GIVEN EXERCISE
Write every line of the material out exactly as shown.

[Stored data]
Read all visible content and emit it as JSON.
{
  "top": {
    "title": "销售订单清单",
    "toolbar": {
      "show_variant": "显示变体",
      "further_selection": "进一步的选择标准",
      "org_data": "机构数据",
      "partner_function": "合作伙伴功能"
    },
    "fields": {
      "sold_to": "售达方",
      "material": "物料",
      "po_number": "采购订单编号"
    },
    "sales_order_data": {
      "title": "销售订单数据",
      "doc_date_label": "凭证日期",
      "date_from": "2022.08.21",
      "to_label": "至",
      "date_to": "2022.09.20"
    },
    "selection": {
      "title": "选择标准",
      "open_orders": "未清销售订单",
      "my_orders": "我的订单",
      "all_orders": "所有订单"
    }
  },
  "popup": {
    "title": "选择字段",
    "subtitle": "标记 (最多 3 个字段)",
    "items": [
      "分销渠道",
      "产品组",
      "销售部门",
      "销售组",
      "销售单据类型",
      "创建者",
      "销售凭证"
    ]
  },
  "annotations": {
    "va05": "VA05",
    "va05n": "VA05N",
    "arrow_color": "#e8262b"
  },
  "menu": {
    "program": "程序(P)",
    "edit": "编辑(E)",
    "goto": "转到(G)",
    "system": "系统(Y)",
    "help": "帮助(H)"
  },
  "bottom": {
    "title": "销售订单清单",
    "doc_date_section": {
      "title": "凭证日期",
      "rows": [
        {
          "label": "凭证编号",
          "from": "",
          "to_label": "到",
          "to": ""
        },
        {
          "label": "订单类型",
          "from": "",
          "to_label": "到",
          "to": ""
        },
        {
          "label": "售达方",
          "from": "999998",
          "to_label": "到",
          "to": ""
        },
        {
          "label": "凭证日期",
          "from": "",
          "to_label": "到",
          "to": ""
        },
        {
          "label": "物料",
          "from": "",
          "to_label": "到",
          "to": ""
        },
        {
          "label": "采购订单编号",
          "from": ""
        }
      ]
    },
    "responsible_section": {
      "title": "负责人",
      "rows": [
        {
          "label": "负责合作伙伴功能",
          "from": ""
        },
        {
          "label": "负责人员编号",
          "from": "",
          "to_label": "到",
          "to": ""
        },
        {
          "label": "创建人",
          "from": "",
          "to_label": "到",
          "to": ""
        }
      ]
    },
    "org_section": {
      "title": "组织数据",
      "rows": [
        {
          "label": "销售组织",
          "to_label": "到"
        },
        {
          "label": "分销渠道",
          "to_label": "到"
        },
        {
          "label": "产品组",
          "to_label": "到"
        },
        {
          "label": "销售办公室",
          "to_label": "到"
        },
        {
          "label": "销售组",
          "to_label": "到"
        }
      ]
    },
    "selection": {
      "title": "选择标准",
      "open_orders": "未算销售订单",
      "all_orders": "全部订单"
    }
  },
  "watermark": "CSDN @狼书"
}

FINAL ANSWER
Read all visible content and emit it as JSON.
{
  "top": {
    "title": "销售订单清单",
    "toolbar": {
      "show_variant": "显示变体",
      "further_selection": "进一步的选择标准",
      "org_data": "机构数据",
      "partner_function": "合作伙伴功能"
    },
    "fields": {
      "sold_to": "售达方",
      "material": "物料",
      "po_number": "采购订单编号"
    },
    "sales_order_data": {
      "title": "销售订单数据",
      "doc_date_label": "凭证日期",
      "date_from": "2022.08.21",
      "to_label": "至",
      "date_to": "2022.09.20"
    },
    "selection": {
      "title": "选择标准",
      "open_orders": "未清销售订单",
      "my_orders": "我的订单",
      "all_orders": "所有订单"
    }
  },
  "popup": {
    "title": "选择字段",
    "subtitle": "标记 (最多 3 个字段)",
    "items": [
      "分销渠道",
      "产品组",
      "销售部门",
      "销售组",
      "销售单据类型",
      "创建者",
      "销售凭证"
    ]
  },
  "annotations": {
    "va05": "VA05",
    "va05n": "VA05N",
    "arrow_color": "#e8262b"
  },
  "menu": {
    "program": "程序(P)",
    "edit": "编辑(E)",
    "goto": "转到(G)",
    "system": "系统(Y)",
    "help": "帮助(H)"
  },
  "bottom": {
    "title": "销售订单清单",
    "doc_date_section": {
      "title": "凭证日期",
      "rows": [
        {
          "label": "凭证编号",
          "from": "",
          "to_label": "到",
          "to": ""
        },
        {
          "label": "订单类型",
          "from": "",
          "to_label": "到",
          "to": ""
        },
        {
          "label": "售达方",
          "from": "999998",
          "to_label": "到",
          "to": ""
        },
        {
          "label": "凭证日期",
          "from": "",
          "to_label": "到",
          "to": ""
        },
        {
          "label": "物料",
          "from": "",
          "to_label": "到",
          "to": ""
        },
        {
          "label": "采购订单编号",
          "from": ""
        }
      ]
    },
    "responsible_section": {
      "title": "负责人",
      "rows": [
        {
          "label": "负责合作伙伴功能",
          "from": ""
        },
        {
          "label": "负责人员编号",
          "from": "",
          "to_label": "到",
          "to": ""
        },
        {
          "label": "创建人",
          "from": "",
          "to_label": "到",
          "to": ""
        }
      ]
    },
    "org_section": {
      "title": "组织数据",
      "rows": [
        {
          "label": "销售组织",
          "to_label": "到"
        },
        {
          "label": "分销渠道",
          "to_label": "到"
        },
        {
          "label": "产品组",
          "to_label": "到"
        },
        {
          "label": "销售办公室",
          "to_label": "到"
        },
        {
          "label": "销售组",
          "to_label": "到"
        }
      ]
    },
    "selection": {
      "title": "选择标准",
      "open_orders": "未算销售订单",
      "all_orders": "全部订单"
    }
  },
  "watermark": "CSDN @狼书"
}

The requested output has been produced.